* Data for this task *
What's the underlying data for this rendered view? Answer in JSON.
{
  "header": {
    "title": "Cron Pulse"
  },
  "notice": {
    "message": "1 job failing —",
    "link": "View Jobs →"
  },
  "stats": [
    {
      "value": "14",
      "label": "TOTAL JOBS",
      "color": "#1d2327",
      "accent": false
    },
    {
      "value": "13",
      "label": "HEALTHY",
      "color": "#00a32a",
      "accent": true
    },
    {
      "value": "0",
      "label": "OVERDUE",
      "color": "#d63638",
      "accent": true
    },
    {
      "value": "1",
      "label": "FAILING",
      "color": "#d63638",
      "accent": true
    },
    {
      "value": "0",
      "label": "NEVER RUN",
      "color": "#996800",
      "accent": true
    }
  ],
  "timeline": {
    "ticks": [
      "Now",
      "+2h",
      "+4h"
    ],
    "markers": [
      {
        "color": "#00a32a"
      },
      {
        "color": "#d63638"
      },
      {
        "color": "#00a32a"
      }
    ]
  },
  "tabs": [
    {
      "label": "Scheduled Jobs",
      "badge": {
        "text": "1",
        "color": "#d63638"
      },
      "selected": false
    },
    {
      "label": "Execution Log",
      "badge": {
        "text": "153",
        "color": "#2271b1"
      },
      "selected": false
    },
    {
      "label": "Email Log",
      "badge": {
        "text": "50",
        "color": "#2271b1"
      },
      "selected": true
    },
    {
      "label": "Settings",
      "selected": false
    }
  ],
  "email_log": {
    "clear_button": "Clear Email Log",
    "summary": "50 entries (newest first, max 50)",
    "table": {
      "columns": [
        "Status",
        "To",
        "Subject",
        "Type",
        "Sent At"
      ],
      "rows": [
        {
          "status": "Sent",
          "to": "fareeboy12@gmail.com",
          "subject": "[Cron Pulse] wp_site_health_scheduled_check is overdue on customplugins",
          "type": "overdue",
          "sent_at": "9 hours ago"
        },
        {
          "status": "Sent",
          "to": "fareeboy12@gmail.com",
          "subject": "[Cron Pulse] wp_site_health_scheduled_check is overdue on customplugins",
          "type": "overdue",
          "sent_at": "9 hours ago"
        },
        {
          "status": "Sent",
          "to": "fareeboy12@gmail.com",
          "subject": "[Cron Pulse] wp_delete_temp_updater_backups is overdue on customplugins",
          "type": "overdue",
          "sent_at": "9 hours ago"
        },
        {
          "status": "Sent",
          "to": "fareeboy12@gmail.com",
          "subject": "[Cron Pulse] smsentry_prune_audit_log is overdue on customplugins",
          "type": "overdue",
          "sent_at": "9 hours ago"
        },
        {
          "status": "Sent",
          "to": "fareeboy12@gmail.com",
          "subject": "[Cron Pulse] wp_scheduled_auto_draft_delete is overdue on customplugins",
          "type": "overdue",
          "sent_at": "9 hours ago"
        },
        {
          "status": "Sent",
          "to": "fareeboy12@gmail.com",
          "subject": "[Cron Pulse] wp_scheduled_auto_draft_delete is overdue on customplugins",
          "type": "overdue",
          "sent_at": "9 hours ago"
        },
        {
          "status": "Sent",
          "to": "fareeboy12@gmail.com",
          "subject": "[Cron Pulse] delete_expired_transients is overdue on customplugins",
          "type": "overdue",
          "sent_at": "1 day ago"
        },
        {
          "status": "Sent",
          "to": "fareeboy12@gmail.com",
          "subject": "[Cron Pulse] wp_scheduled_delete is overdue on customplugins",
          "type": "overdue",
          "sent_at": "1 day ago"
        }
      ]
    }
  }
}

* Task directions *
Exactly as they are written, print the entries again.

* Full output *
What's the underlying data for this rendered view? Answer in JSON.
{
  "header": {
    "title": "Cron Pulse"
  },
  "notice": {
    "message": "1 job failing —",
    "link": "View Jobs →"
  },
  "stats": [
    {
      "value": "14",
      "label": "TOTAL JOBS",
      "color": "#1d2327",
      "accent": false
    },
    {
      "value": "13",
      "label": "HEALTHY",
      "color": "#00a32a",
      "accent": true
    },
    {
      "value": "0",
      "label": "OVERDUE",
      "color": "#d63638",
      "accent": true
    },
    {
      "value": "1",
      "label": "FAILING",
      "color": "#d63638",
      "accent": true
    },
    {
      "value": "0",
      "label": "NEVER RUN",
      "color": "#996800",
      "accent": true
    }
  ],
  "timeline": {
    "ticks": [
      "Now",
      "+2h",
      "+4h"
    ],
    "markers": [
      {
        "color": "#00a32a"
      },
      {
        "color": "#d63638"
      },
      {
        "color": "#00a32a"
      }
    ]
  },
  "tabs": [
    {
      "label": "Scheduled Jobs",
      "badge": {
        "text": "1",
        "color": "#d63638"
      },
      "selected": false
    },
    {
      "label": "Execution Log",
      "badge": {
        "text": "153",
        "color": "#2271b1"
      },
      "selected": false
    },
    {
      "label": "Email Log",
      "badge": {
        "text": "50",
        "color": "#2271b1"
      },
      "selected": true
    },
    {
      "label": "Settings",
      "selected": false
    }
  ],
  "email_log": {
    "clear_button": "Clear Email Log",
    "summary": "50 entries (newest first, max 50)",
    "table": {
      "columns": [
        "Status",
        "To",
        "Subject",
        "Type",
        "Sent At"
      ],
      "rows": [
        {
          "status": "Sent",
          "to": "fareeboy12@gmail.com",
          "subject": "[Cron Pulse] wp_site_health_scheduled_check is overdue on customplugins",
          "type": "overdue",
          "sent_at": "9 hours ago"
        },
        {
          "status": "Sent",
          "to": "fareeboy12@gmail.com",
          "subject": "[Cron Pulse] wp_site_health_scheduled_check is overdue on customplugins",
          "type": "overdue",
          "sent_at": "9 hours ago"
        },
        {
          "status": "Sent",
          "to": "fareeboy12@gmail.com",
          "subject": "[Cron Pulse] wp_delete_temp_updater_backups is overdue on customplugins",
          "type": "overdue",
          "sent_at": "9 hours ago"
        },
        {
          "status": "Sent",
          "to": "fareeboy12@gmail.com",
          "subject": "[Cron Pulse] smsentry_prune_audit_log is overdue on customplugins",
          "type": "overdue",
          "sent_at": "9 hours ago"
        },
        {
          "status": "Sent",
          "to": "fareeboy12@gmail.com",
          "subject": "[Cron Pulse] wp_scheduled_auto_draft_delete is overdue on customplugins",
          "type": "overdue",
          "sent_at": "9 hours ago"
        },
        {
          "status": "Sent",
          "to": "fareeboy12@gmail.com",
          "subject": "[Cron Pulse] wp_scheduled_auto_draft_delete is overdue on customplugins",
          "type": "overdue",
          "sent_at": "9 hours ago"
        },
        {
          "status": "Sent",
          "to": "fareeboy12@gmail.com",
          "subject": "[Cron Pulse] delete_expired_transients is overdue on customplugins",
          "type": "overdue",
          "sent_at": "1 day ago"
        },
        {
          "status": "Sent",
          "to": "fareeboy12@gmail.com",
          "subject": "[Cron Pulse] wp_scheduled_delete is overdue on customplugins",
          "type": "overdue",
          "sent_at": "1 day ago"
        }
      ]
    }
  }
}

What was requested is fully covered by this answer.